— PROBLEM TO SOLVE —
Retype all of the entries word for word.

— EXERCISE MATERIALS —
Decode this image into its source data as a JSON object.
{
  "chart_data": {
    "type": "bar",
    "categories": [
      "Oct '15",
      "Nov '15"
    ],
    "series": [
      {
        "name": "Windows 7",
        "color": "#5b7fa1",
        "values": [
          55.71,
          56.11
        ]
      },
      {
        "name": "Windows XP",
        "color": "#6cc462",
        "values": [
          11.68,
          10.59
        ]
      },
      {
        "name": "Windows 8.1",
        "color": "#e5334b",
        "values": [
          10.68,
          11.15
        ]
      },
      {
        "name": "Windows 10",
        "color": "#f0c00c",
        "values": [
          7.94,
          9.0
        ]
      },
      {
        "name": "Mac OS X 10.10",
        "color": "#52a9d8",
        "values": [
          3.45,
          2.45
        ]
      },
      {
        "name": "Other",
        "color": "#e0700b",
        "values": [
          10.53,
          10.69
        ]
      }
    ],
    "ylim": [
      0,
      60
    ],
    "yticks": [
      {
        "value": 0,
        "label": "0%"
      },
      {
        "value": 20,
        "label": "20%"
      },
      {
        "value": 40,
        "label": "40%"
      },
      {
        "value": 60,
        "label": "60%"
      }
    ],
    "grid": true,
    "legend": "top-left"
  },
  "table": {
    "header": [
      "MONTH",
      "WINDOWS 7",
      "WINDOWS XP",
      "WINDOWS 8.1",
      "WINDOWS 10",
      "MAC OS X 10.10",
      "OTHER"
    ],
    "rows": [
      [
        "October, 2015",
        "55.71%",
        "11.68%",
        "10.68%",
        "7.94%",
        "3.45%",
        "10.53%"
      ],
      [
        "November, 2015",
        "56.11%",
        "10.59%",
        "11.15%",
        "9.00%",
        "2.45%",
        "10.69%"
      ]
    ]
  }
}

— SOLUTION FOR THIS EXERCISE —
Decode this image into its source data as a JSON object.
{
  "chart_data": {
    "type": "bar",
    "categories": [
      "Oct '15",
      "Nov '15"
    ],
    "series": [
      {
        "name": "Windows 7",
        "color": "#5b7fa1",
        "values": [
          55.71,
          56.11
        ]
      },
      {
        "name": "Windows XP",
        "color": "#6cc462",
        "values": [
          11.68,
          10.59
        ]
      },
      {
        "name": "Windows 8.1",
        "color": "#e5334b",
        "values": [
          10.68,
          11.15
        ]
      },
      {
        "name": "Windows 10",
        "color": "#f0c00c",
        "values": [
          7.94,
          9.0
        ]
      },
      {
        "name": "Mac OS X 10.10",
        "color": "#52a9d8",
        "values": [
          3.45,
          2.45
        ]
      },
      {
        "name": "Other",
        "color": "#e0700b",
        "values": [
          10.53,
          10.69
        ]
      }
    ],
    "ylim": [
      0,
      60
    ],
    "yticks": [
      {
        "value": 0,
        "label": "0%"
      },
      {
        "value": 20,
        "label": "20%"
      },
      {
        "value": 40,
        "label": "40%"
      },
      {
        "value": 60,
        "label": "60%"
      }
    ],
    "grid": true,
    "legend": "top-left"
  },
  "table": {
    "header": [
      "MONTH",
      "WINDOWS 7",
      "WINDOWS XP",
      "WINDOWS 8.1",
      "WINDOWS 10",
      "MAC OS X 10.10",
      "OTHER"
    ],
    "rows": [
      [
        "October, 2015",
        "55.71%",
        "11.68%",
        "10.68%",
        "7.94%",
        "3.45%",
        "10.53%"
      ],
      [
        "November, 2015",
        "56.11%",
        "10.59%",
        "11.15%",
        "9.00%",
        "2.45%",
        "10.69%"
      ]
    ]
  }
}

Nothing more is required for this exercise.